» Task details: Pull out each line of the records holding the string "tuyaux".

Dataset entries:
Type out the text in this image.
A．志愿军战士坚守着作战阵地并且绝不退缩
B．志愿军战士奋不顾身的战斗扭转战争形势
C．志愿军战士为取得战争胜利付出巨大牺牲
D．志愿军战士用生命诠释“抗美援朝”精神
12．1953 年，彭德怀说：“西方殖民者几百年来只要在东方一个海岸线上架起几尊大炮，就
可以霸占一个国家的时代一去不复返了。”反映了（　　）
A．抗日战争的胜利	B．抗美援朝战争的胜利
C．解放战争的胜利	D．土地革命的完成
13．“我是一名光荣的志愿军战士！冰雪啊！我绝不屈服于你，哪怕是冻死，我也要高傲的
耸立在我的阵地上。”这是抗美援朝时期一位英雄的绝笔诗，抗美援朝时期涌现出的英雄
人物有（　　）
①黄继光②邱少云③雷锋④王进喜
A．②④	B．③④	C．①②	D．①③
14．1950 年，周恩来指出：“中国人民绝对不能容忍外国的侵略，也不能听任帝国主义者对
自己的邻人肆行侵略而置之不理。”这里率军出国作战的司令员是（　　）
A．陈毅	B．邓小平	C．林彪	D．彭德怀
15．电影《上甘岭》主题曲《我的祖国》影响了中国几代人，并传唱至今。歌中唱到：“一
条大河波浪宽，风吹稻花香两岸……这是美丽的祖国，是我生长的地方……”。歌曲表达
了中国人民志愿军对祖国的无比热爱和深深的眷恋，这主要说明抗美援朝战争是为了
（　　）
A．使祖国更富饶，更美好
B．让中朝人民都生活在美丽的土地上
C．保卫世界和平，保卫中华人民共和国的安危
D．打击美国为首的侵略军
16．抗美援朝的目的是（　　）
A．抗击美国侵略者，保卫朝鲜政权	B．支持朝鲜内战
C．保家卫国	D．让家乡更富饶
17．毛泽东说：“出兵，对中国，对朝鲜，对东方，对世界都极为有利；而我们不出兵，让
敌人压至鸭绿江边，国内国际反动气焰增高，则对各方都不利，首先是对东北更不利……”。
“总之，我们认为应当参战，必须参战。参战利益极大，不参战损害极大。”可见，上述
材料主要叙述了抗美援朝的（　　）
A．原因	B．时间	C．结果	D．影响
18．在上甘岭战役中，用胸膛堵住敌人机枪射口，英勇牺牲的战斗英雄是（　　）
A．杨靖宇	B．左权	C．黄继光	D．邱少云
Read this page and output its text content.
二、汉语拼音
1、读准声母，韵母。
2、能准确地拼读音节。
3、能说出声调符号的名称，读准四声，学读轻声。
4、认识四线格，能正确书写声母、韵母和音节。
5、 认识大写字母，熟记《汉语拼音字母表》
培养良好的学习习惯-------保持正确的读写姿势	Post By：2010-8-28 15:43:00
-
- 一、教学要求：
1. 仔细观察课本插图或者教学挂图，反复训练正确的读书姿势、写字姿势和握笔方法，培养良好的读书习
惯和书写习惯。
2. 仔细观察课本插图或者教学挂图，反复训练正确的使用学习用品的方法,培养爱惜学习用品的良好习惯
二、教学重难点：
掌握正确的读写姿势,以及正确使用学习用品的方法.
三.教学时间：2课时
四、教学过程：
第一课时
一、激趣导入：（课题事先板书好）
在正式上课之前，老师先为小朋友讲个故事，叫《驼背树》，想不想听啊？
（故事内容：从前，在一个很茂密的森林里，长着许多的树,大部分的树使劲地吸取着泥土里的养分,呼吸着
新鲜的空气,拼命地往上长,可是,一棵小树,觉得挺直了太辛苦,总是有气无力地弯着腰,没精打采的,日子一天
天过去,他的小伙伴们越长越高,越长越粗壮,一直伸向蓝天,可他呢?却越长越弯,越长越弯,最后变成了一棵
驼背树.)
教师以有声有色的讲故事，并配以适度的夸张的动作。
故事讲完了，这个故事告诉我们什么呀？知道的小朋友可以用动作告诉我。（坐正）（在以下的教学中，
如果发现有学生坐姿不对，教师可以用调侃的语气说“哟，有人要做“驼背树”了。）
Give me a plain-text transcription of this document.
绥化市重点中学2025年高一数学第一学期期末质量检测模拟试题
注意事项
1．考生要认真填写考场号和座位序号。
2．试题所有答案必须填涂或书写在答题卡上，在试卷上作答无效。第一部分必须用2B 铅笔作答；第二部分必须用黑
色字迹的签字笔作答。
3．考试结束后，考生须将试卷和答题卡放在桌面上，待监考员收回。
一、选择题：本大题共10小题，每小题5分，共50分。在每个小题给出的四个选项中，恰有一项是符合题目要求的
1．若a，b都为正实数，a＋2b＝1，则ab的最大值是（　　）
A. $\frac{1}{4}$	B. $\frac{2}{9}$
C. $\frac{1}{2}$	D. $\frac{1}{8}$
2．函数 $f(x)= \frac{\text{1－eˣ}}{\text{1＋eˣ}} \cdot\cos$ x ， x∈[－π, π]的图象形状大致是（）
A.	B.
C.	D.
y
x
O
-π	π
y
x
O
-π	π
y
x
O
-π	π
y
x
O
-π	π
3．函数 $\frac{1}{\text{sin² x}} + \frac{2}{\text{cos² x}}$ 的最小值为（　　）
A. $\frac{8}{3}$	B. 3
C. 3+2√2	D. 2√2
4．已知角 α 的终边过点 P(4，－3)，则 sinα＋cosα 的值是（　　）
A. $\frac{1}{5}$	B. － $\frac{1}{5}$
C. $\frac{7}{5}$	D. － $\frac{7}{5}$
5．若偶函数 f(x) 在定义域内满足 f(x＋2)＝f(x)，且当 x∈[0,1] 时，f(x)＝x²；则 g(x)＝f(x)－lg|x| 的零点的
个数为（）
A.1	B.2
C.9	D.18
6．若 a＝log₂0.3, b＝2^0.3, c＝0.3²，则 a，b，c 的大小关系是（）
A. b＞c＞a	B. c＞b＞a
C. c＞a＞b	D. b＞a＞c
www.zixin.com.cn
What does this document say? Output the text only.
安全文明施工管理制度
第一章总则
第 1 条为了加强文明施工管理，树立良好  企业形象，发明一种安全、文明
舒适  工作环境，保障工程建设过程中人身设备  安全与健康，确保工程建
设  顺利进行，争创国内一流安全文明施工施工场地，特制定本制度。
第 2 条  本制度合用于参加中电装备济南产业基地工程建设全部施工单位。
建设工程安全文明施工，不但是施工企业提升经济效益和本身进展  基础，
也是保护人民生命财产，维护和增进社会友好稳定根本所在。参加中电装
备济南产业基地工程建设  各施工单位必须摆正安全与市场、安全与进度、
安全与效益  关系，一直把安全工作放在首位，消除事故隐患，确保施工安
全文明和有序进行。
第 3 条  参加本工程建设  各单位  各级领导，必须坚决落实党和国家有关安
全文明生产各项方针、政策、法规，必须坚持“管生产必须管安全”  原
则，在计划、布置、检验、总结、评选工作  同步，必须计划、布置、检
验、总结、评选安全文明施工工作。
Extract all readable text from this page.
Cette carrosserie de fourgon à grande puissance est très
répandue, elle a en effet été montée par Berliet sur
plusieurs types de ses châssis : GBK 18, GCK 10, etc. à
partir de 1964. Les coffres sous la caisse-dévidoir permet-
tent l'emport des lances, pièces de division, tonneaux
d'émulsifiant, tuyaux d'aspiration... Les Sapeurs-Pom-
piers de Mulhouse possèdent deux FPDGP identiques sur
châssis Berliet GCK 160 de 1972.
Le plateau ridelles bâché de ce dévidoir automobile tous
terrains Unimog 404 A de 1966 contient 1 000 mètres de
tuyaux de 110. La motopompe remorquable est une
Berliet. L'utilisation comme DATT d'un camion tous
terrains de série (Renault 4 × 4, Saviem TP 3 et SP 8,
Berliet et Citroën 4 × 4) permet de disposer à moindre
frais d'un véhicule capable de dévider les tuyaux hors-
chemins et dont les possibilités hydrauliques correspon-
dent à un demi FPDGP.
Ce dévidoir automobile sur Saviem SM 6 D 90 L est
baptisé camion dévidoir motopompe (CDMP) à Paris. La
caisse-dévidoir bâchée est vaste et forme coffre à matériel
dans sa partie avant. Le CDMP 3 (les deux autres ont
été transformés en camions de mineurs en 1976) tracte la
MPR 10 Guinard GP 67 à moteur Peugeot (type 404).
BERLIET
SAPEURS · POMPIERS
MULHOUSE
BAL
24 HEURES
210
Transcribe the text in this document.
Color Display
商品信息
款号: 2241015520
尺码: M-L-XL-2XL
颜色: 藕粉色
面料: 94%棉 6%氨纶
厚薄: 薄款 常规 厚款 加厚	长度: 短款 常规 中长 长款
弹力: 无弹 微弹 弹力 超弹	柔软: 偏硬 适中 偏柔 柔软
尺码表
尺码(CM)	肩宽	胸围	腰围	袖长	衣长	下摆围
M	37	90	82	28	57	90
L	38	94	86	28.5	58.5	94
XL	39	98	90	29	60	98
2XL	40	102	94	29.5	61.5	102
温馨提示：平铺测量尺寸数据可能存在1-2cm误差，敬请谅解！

» Complete output:
d'émulsifiant, tuyaux d'aspiration... Les Sapeurs-Pom-
tuyaux de 110. La motopompe remorquable est une
frais d'un véhicule capable de dévider les tuyaux hors-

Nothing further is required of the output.